**Stated exercise**
Gather every line in the records below that contains the word "text".

━━━━━━━━

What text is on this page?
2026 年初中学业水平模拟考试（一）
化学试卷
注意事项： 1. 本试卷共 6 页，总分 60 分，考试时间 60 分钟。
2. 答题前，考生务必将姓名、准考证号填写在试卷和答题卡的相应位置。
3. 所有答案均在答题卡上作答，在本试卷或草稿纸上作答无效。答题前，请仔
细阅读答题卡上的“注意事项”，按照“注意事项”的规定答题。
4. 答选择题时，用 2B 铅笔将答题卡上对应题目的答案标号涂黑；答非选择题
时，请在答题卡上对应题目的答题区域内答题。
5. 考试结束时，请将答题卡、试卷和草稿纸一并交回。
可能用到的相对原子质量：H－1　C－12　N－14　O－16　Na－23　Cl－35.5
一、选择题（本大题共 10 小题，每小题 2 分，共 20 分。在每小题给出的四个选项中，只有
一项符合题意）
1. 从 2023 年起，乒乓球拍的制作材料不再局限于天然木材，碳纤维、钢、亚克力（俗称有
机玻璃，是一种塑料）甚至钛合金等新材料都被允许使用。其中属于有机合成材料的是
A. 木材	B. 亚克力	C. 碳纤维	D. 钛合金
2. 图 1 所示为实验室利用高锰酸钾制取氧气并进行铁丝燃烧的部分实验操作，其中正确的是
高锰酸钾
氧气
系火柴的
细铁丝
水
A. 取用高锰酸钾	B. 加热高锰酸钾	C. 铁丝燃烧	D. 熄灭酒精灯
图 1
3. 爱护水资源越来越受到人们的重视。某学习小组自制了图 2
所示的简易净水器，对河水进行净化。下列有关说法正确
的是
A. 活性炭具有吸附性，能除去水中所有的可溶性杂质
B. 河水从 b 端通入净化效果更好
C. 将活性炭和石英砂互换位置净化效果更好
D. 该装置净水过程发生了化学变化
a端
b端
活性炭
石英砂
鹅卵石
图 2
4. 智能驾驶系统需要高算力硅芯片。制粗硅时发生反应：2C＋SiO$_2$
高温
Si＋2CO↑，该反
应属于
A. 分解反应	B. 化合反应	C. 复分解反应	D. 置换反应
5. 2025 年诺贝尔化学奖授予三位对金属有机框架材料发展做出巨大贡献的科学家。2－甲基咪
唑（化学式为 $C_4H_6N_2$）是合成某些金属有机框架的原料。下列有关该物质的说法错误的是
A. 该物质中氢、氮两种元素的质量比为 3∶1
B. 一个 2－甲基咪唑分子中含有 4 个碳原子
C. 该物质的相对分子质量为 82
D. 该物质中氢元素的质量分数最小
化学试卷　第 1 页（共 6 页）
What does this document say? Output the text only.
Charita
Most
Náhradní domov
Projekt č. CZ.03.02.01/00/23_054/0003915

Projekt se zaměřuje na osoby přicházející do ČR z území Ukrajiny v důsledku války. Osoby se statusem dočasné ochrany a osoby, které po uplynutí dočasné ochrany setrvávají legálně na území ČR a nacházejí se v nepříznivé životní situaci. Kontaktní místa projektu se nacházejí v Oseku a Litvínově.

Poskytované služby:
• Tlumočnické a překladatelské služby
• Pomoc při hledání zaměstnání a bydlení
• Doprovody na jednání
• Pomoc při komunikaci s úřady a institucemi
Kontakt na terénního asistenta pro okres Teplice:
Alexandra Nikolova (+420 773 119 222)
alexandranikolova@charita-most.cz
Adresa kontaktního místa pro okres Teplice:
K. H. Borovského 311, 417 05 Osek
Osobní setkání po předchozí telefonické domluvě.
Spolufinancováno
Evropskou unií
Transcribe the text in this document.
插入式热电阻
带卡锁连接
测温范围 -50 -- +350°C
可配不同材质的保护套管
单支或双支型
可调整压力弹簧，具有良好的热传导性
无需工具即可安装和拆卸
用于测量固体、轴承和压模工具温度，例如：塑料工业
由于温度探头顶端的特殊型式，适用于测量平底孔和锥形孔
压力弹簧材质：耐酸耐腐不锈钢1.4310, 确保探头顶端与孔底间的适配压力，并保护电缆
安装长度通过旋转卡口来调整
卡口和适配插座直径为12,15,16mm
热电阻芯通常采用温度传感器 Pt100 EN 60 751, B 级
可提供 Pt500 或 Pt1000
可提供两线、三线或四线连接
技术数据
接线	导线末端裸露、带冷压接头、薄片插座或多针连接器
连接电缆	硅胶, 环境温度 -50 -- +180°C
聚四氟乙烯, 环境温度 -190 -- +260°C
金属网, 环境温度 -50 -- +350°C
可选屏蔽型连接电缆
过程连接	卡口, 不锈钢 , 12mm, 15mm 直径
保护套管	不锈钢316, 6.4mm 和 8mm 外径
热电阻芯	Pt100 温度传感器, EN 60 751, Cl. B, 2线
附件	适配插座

━━━━━━━━

**Solution to this exercise**
What text is on this page?
What does this document say? Output the text only.
Transcribe the text in this document.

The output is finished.